Ausgangstext —
%%
# Suche günstige Grafikkarten für Diablo3 und CS Global Offensive



## sdf87 (16. November 2016)

*Suche günstige Grafikkarten für Diablo3 und CS Global Offensive*

Hallo,

ich bräuchte mal einen Rat welche Grafikkarte ich mir für diese zwei Spiele zulegen sollte. Ich spiele nichts anderes außer die zwei Games.
Preisvorstellung 40-60 €!

Paar Daten zu meinem PC:

HP Compaq 8000 Elite




CPU: Intel Core 2 Duo E8500-Prozessor (3,16 GHz, 6 MB L2-Cache, 1333-MHz-FSB mit vPro-Technologie)


RAM: 4 GB DDR3-SDRAM, PC3-10600 (1.333 MHz), Nicht-ECC-Speicher (1 x 4 GB)

WIN 7

Kann mir jemand einen guten Vorschlag machen?

Vielen Dank


----------



## Herbboy (16. November 2016)

Das wird schwer - du willst aber durchaus auch gebaucht kaufen, oder? Kannst du denn mal nachsehen, was für ein Mainboard du hast, oder zumindest ob es denn auch einen PCIe-Slot hat? Was ist denn derzeit für eine Grafikkarte drin?
%%
[Auflistungen annotierter Bereiche]
%%
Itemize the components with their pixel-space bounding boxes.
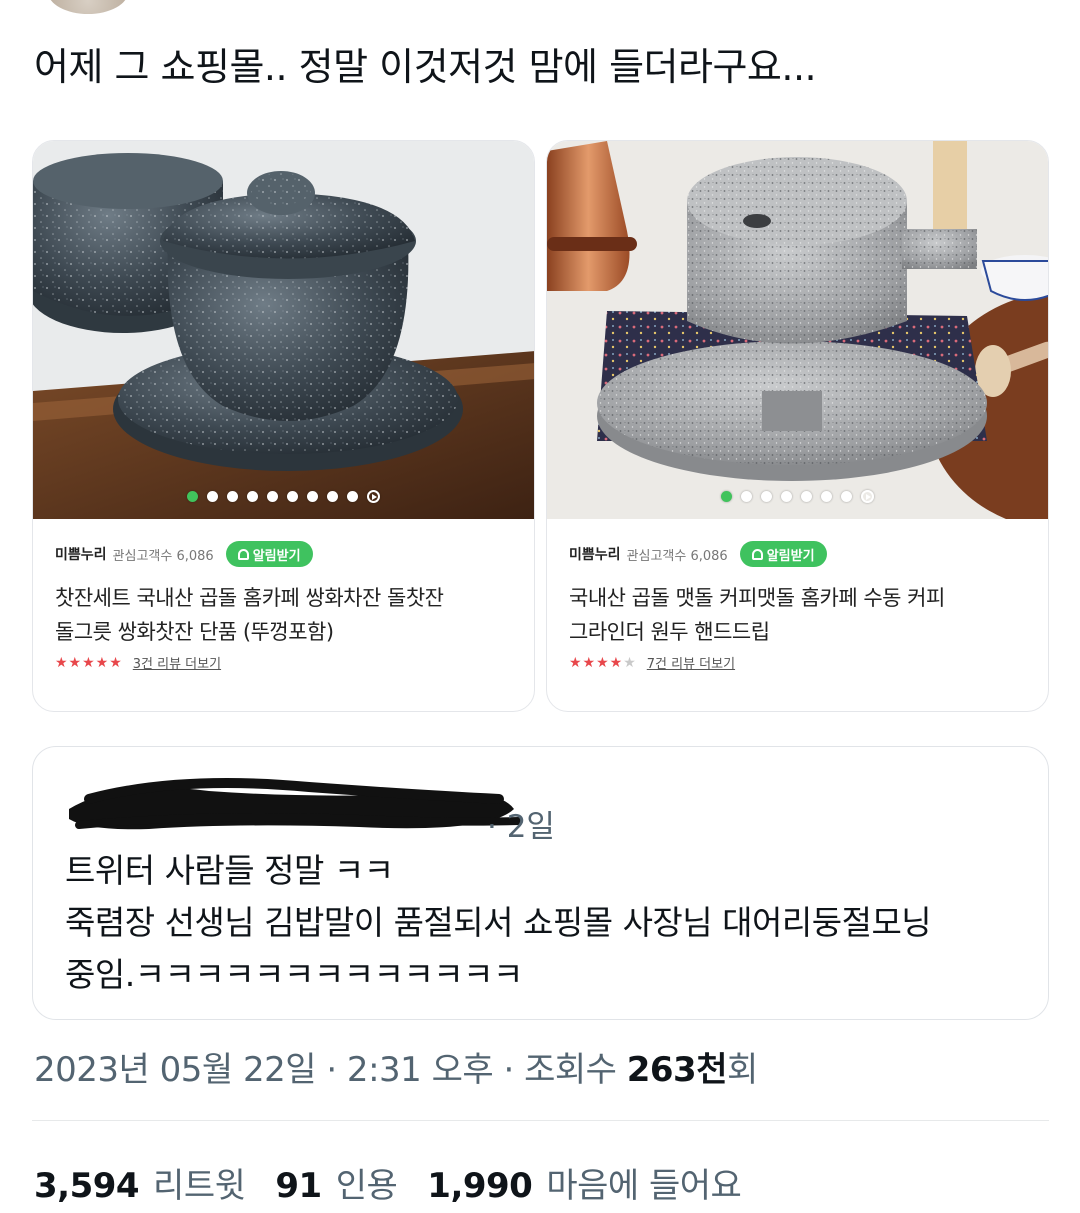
quoted-text-line: 중임.ㅋㅋㅋㅋㅋㅋㅋㅋㅋㅋㅋㅋㅋ	[65, 955, 523, 994]
quote-count: 91	[275, 1166, 322, 1206]
engagement-stats: 3,594 리트윗 91 인용 1,990 마음에 들어요	[34, 1158, 742, 1207]
carousel-dot-active[interactable]	[187, 491, 198, 502]
store-name[interactable]: 미쁨누리	[569, 544, 621, 564]
tweet-timestamp[interactable]: 2023년 05월 22일 · 2:31 오후 · 조회수	[34, 1050, 627, 1090]
star-rating: ★★★★★	[569, 655, 637, 671]
follower-count: 관심고객수 6,086	[626, 548, 728, 564]
retweet-stat[interactable]: 3,594 리트윗	[34, 1158, 246, 1207]
carousel-dot[interactable]	[227, 491, 238, 502]
product-title-line: 국내산 곱돌 맷돌 커피맷돌 홈카페 수동 커피	[569, 586, 945, 610]
carousel-dot[interactable]	[267, 491, 278, 502]
retweet-count: 3,594	[34, 1166, 140, 1206]
view-count[interactable]: 263천	[627, 1050, 728, 1090]
tweet-text: 어제 그 쇼핑몰.. 정말 이것저것 맘에 들더라구요...	[34, 45, 817, 89]
like-stat[interactable]: 1,990 마음에 들어요	[427, 1158, 742, 1207]
alarm-button[interactable]: 알림받기	[739, 541, 827, 567]
redaction-scribble	[69, 778, 523, 830]
quoted-text-line: 죽렴장 선생님 김밥말이 품절되서 쇼핑몰 사장님 대어리둥절모닝	[65, 903, 932, 942]
bell-icon	[237, 548, 249, 560]
view-count-suffix: 회	[727, 1050, 758, 1090]
like-label: 마음에 들어요	[546, 1166, 742, 1206]
play-icon[interactable]	[861, 490, 874, 503]
like-count: 1,990	[427, 1166, 533, 1206]
author-avatar[interactable]	[48, 0, 128, 14]
carousel-dot[interactable]	[327, 491, 338, 502]
carousel-dot[interactable]	[287, 491, 298, 502]
product-title[interactable]: 찻잔세트 국내산 곱돌 홈카페 쌍화차잔 돌찻잔 돌그릇 쌍화찻잔 단품 (뚜껑…	[55, 581, 518, 649]
carousel-dot[interactable]	[741, 491, 752, 502]
carousel-dots[interactable]	[33, 490, 534, 503]
quoted-text: 트위터 사람들 정말 ㅋㅋ 죽렴장 선생님 김밥말이 품절되서 쇼핑몰 사장님 …	[65, 845, 932, 1001]
carousel-dot[interactable]	[307, 491, 318, 502]
carousel-dot-active[interactable]	[721, 491, 732, 502]
product-title-line: 찻잔세트 국내산 곱돌 홈카페 쌍화차잔 돌찻잔	[55, 586, 444, 610]
product-title-line: 돌그릇 쌍화찻잔 단품 (뚜껑포함)	[55, 620, 334, 644]
product-card[interactable]: 미쁨누리 관심고객수 6,086 알림받기 찻잔세트 국내산 곱돌 홈카페 쌍화…	[32, 140, 535, 712]
play-icon[interactable]	[367, 490, 380, 503]
carousel-dot[interactable]	[247, 491, 258, 502]
review-link[interactable]: 7건 리뷰 더보기	[647, 653, 735, 672]
carousel-dot[interactable]	[761, 491, 772, 502]
alarm-button[interactable]: 알림받기	[225, 541, 313, 567]
follower-count: 관심고객수 6,086	[112, 548, 214, 564]
quoted-text-line: 트위터 사람들 정말 ㅋㅋ	[65, 851, 394, 890]
quoted-time[interactable]: · 2일	[487, 801, 555, 846]
star-rating: ★★★★★	[55, 654, 123, 671]
store-name[interactable]: 미쁨누리	[55, 544, 107, 564]
quote-label: 인용	[335, 1166, 398, 1206]
alarm-label: 알림받기	[252, 548, 301, 564]
quote-stat[interactable]: 91 인용	[275, 1158, 397, 1207]
stars-filled: ★★★★	[569, 654, 624, 671]
carousel-dot[interactable]	[781, 491, 792, 502]
carousel-dot[interactable]	[207, 491, 218, 502]
carousel-dot[interactable]	[841, 491, 852, 502]
divider	[32, 1120, 1049, 1121]
carousel-dot[interactable]	[801, 491, 812, 502]
retweet-label: 리트윗	[153, 1166, 246, 1206]
carousel-dot[interactable]	[347, 491, 358, 502]
quoted-tweet[interactable]: · 2일 트위터 사람들 정말 ㅋㅋ 죽렴장 선생님 김밥말이 품절되서 쇼핑몰…	[32, 746, 1049, 1020]
carousel-dot[interactable]	[821, 491, 832, 502]
carousel-dots[interactable]	[547, 490, 1048, 503]
review-link[interactable]: 3건 리뷰 더보기	[133, 653, 221, 672]
product-image[interactable]	[547, 141, 1048, 519]
product-card[interactable]: 미쁨누리 관심고객수 6,086 알림받기 국내산 곱돌 맷돌 커피맷돌 홈카페…	[546, 140, 1049, 712]
product-carousel: 미쁨누리 관심고객수 6,086 알림받기 찻잔세트 국내산 곱돌 홈카페 쌍화…	[32, 140, 1049, 712]
product-title-line: 그라인더 원두 핸드드립	[569, 620, 770, 644]
product-image[interactable]	[33, 141, 534, 519]
bell-icon	[751, 548, 763, 560]
product-title[interactable]: 국내산 곱돌 맷돌 커피맷돌 홈카페 수동 커피 그라인더 원두 핸드드립	[569, 581, 1032, 649]
alarm-label: 알림받기	[766, 548, 815, 564]
quoted-author-redacted[interactable]: · 2일	[59, 769, 579, 845]
tweet-meta: 2023년 05월 22일 · 2:31 오후 · 조회수 263천회	[34, 1042, 758, 1091]
star-half-icon: ★	[623, 654, 637, 671]
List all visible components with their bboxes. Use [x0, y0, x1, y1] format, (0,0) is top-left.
%%
Arbeitsauftrag —
Setze den Forumsthread zur Suche nach günstigen Grafikkarten für Diablo 3 und CS Global Offensive im Anschluss an seinen letzten Satz fort.

Lösung —
----------



## NickNameRandomNumber (16. November 2016)

Ich hab CounterStrike ewig mit ner GTX 650 gespielt. Da haste locker einen Durschnitt von 60 FPS auf höchsten Einstellungen.  Vielleicht mal Drops auf 55. Da ist die Frage ob dir 60 FPS gerade bei Counter Strike reichen. Oder hast du einen  Monitor mit über 60Hz ?  Wenn du wirklich und ich meine wirklich NUR die beiden Spiele  spielst dann kann ich dir die Karte empfehlen.  Kriegste bestimmt für 50 € bei Ebay. Kommt natürlich auch auf dein Mainboard und Netzteil an. Müsstest du dann mal Auskunft drüber geben.  Was Diablo angeht kann ich ehrlich gesagt nichts sagen.


----------



## sdf87 (19. November 2016)

Motherboard:                          Intel Q45 ATX Motherboard
CPU:                                              Intel Core Duo E8500  @ 3,16 GHz 3,17 GHz
Grafikkarte:                              Onboard Intel Q45/43 Express Chipset
Arbeitsspeicher:                    4 GB DDR3-SDRAM - Wird evtl auf 8 GB aufgerüstet (maximum)
Expansion:                                 1 x PCI Express x16 slot
                                                         1 x PCI Express x4 slot (x16 physical slot)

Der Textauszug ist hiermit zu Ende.